→ **Work to do**:
In the records below, find the line that contains "Transcribe the text in this document.". Retype that line and all the lines after it through the end, leaving out the pictures.

-=-=-

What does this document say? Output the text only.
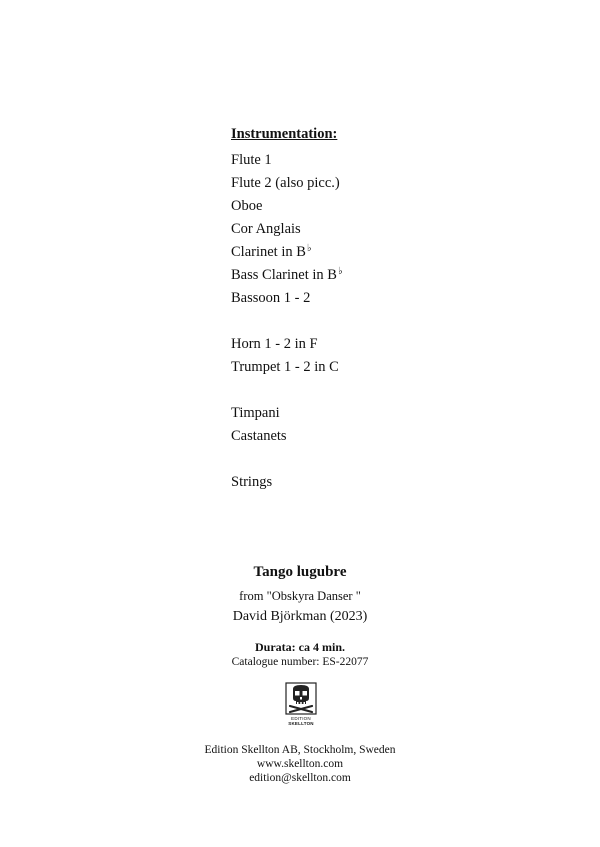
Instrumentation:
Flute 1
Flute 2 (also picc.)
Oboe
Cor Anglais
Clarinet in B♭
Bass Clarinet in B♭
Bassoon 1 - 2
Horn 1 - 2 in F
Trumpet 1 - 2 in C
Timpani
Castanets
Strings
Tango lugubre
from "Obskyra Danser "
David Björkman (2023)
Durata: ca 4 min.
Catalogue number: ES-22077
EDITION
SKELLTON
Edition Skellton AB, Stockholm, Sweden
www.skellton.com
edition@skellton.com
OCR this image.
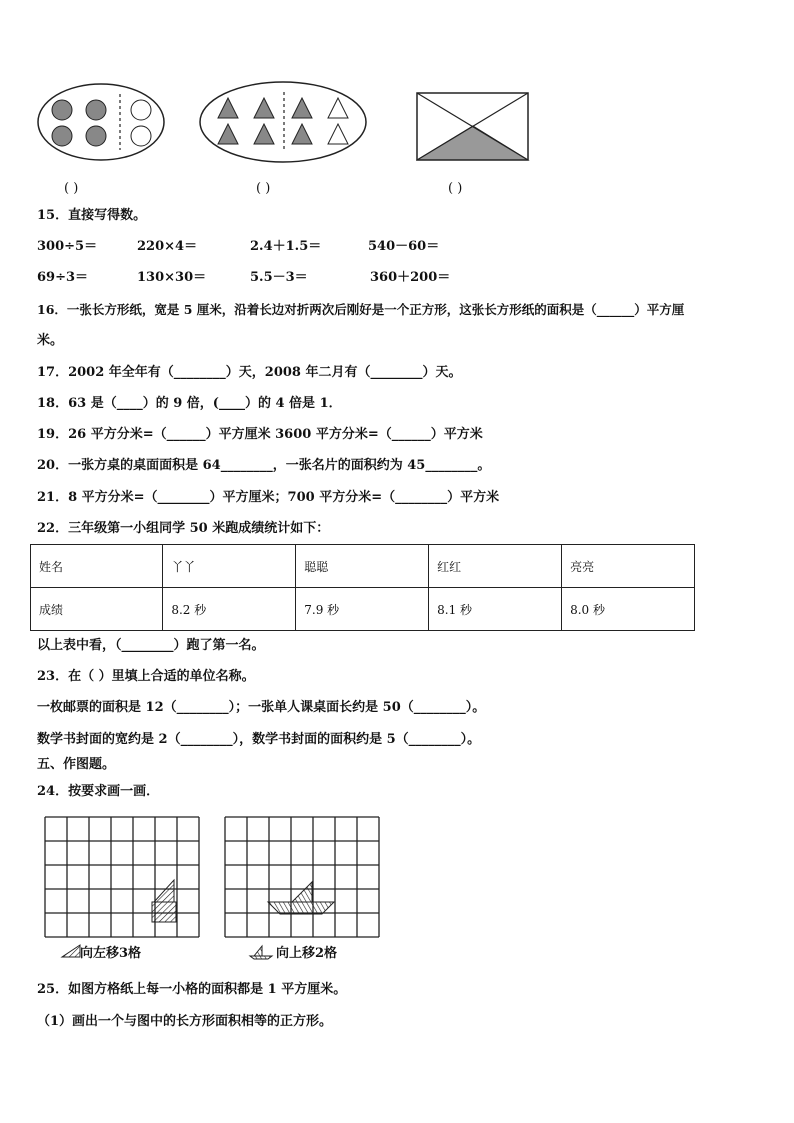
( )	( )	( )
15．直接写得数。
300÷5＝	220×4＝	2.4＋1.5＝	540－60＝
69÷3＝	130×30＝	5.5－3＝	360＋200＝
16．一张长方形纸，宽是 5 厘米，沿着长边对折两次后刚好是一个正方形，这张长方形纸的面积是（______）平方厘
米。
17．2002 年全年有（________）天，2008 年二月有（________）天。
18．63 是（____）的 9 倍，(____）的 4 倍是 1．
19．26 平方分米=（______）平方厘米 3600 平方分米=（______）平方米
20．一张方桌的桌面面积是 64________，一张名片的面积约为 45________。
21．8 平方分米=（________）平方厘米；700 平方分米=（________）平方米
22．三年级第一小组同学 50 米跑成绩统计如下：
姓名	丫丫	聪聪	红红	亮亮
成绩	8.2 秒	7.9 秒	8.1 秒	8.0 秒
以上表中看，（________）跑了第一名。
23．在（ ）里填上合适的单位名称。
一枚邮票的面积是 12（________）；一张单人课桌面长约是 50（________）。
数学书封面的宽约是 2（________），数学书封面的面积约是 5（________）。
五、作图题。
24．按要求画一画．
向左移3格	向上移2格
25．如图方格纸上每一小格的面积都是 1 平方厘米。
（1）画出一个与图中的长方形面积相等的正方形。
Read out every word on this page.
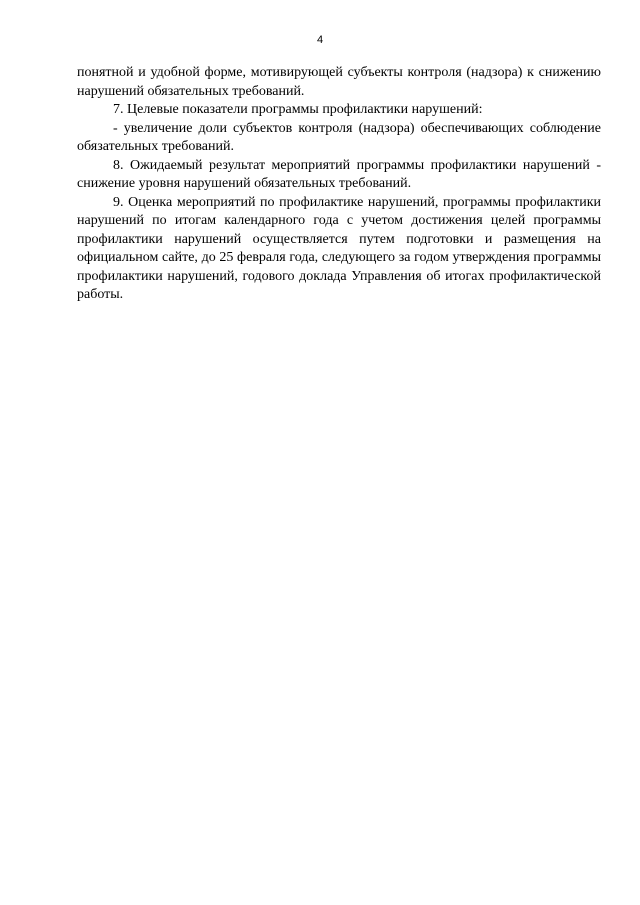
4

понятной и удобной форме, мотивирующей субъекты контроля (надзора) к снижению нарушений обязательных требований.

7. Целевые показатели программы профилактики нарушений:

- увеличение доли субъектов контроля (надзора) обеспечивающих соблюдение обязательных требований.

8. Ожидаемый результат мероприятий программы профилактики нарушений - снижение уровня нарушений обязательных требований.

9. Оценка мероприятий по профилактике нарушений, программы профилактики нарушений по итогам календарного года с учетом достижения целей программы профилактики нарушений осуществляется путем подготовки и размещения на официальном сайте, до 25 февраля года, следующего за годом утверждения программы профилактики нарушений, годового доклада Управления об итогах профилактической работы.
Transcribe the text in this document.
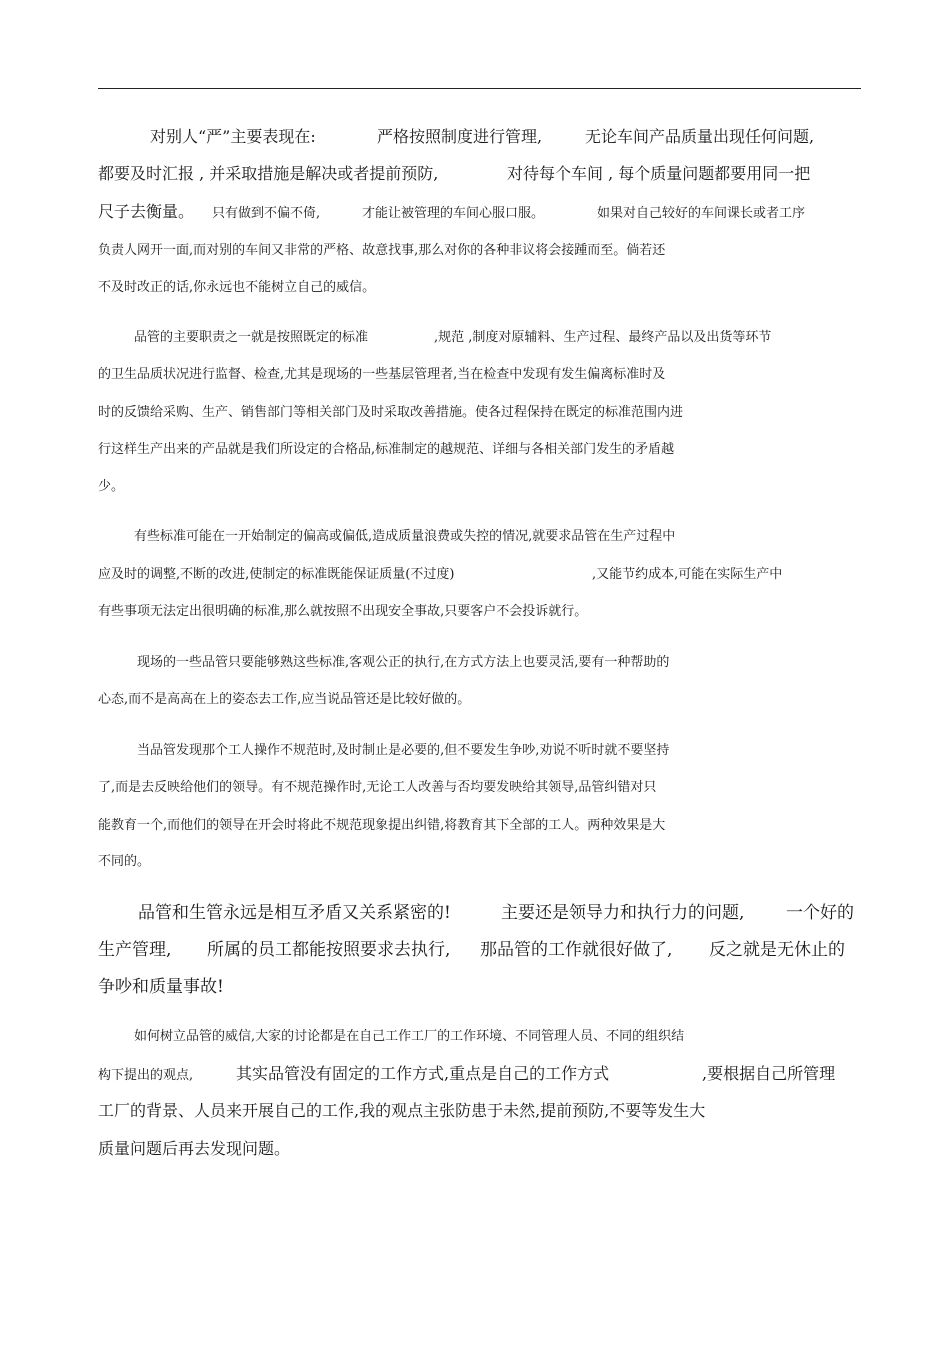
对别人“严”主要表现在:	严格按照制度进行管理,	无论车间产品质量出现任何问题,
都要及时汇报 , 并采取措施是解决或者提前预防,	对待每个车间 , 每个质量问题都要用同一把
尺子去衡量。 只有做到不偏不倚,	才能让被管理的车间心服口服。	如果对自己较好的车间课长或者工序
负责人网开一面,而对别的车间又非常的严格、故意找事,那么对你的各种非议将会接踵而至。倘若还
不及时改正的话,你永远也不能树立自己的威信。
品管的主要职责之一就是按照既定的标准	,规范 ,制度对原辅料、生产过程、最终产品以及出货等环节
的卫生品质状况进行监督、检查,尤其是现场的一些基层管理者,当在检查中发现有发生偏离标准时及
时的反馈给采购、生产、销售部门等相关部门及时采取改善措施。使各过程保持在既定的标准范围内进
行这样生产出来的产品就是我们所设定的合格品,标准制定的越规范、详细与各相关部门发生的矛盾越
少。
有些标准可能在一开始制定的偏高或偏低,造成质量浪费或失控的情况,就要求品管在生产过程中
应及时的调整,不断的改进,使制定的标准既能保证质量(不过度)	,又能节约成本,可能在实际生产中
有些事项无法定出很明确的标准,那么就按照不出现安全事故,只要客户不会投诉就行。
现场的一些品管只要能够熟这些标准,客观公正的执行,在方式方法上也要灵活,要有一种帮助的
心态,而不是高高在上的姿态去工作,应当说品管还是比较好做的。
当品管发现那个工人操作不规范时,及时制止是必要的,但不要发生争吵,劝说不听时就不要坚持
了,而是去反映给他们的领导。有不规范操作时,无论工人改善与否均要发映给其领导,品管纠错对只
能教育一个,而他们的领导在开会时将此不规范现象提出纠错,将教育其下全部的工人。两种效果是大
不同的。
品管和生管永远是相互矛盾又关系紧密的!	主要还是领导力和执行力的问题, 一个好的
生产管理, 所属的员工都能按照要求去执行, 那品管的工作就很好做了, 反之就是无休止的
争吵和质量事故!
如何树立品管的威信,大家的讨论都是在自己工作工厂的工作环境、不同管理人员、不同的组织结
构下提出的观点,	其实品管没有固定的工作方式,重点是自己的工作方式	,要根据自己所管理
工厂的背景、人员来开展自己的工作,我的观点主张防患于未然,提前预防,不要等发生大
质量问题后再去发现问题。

-=-=-

→ **Exercise output**:
Transcribe the text in this document.
对别人“严”主要表现在:	严格按照制度进行管理,	无论车间产品质量出现任何问题,
都要及时汇报 , 并采取措施是解决或者提前预防,	对待每个车间 , 每个质量问题都要用同一把
尺子去衡量。 只有做到不偏不倚,	才能让被管理的车间心服口服。	如果对自己较好的车间课长或者工序
负责人网开一面,而对别的车间又非常的严格、故意找事,那么对你的各种非议将会接踵而至。倘若还
不及时改正的话,你永远也不能树立自己的威信。
品管的主要职责之一就是按照既定的标准	,规范 ,制度对原辅料、生产过程、最终产品以及出货等环节
的卫生品质状况进行监督、检查,尤其是现场的一些基层管理者,当在检查中发现有发生偏离标准时及
时的反馈给采购、生产、销售部门等相关部门及时采取改善措施。使各过程保持在既定的标准范围内进
行这样生产出来的产品就是我们所设定的合格品,标准制定的越规范、详细与各相关部门发生的矛盾越
少。
有些标准可能在一开始制定的偏高或偏低,造成质量浪费或失控的情况,就要求品管在生产过程中
应及时的调整,不断的改进,使制定的标准既能保证质量(不过度)	,又能节约成本,可能在实际生产中
有些事项无法定出很明确的标准,那么就按照不出现安全事故,只要客户不会投诉就行。
现场的一些品管只要能够熟这些标准,客观公正的执行,在方式方法上也要灵活,要有一种帮助的
心态,而不是高高在上的姿态去工作,应当说品管还是比较好做的。
当品管发现那个工人操作不规范时,及时制止是必要的,但不要发生争吵,劝说不听时就不要坚持
了,而是去反映给他们的领导。有不规范操作时,无论工人改善与否均要发映给其领导,品管纠错对只
能教育一个,而他们的领导在开会时将此不规范现象提出纠错,将教育其下全部的工人。两种效果是大
不同的。
品管和生管永远是相互矛盾又关系紧密的!	主要还是领导力和执行力的问题, 一个好的
生产管理, 所属的员工都能按照要求去执行, 那品管的工作就很好做了, 反之就是无休止的
争吵和质量事故!
如何树立品管的威信,大家的讨论都是在自己工作工厂的工作环境、不同管理人员、不同的组织结
构下提出的观点,	其实品管没有固定的工作方式,重点是自己的工作方式	,要根据自己所管理
工厂的背景、人员来开展自己的工作,我的观点主张防患于未然,提前预防,不要等发生大
质量问题后再去发现问题。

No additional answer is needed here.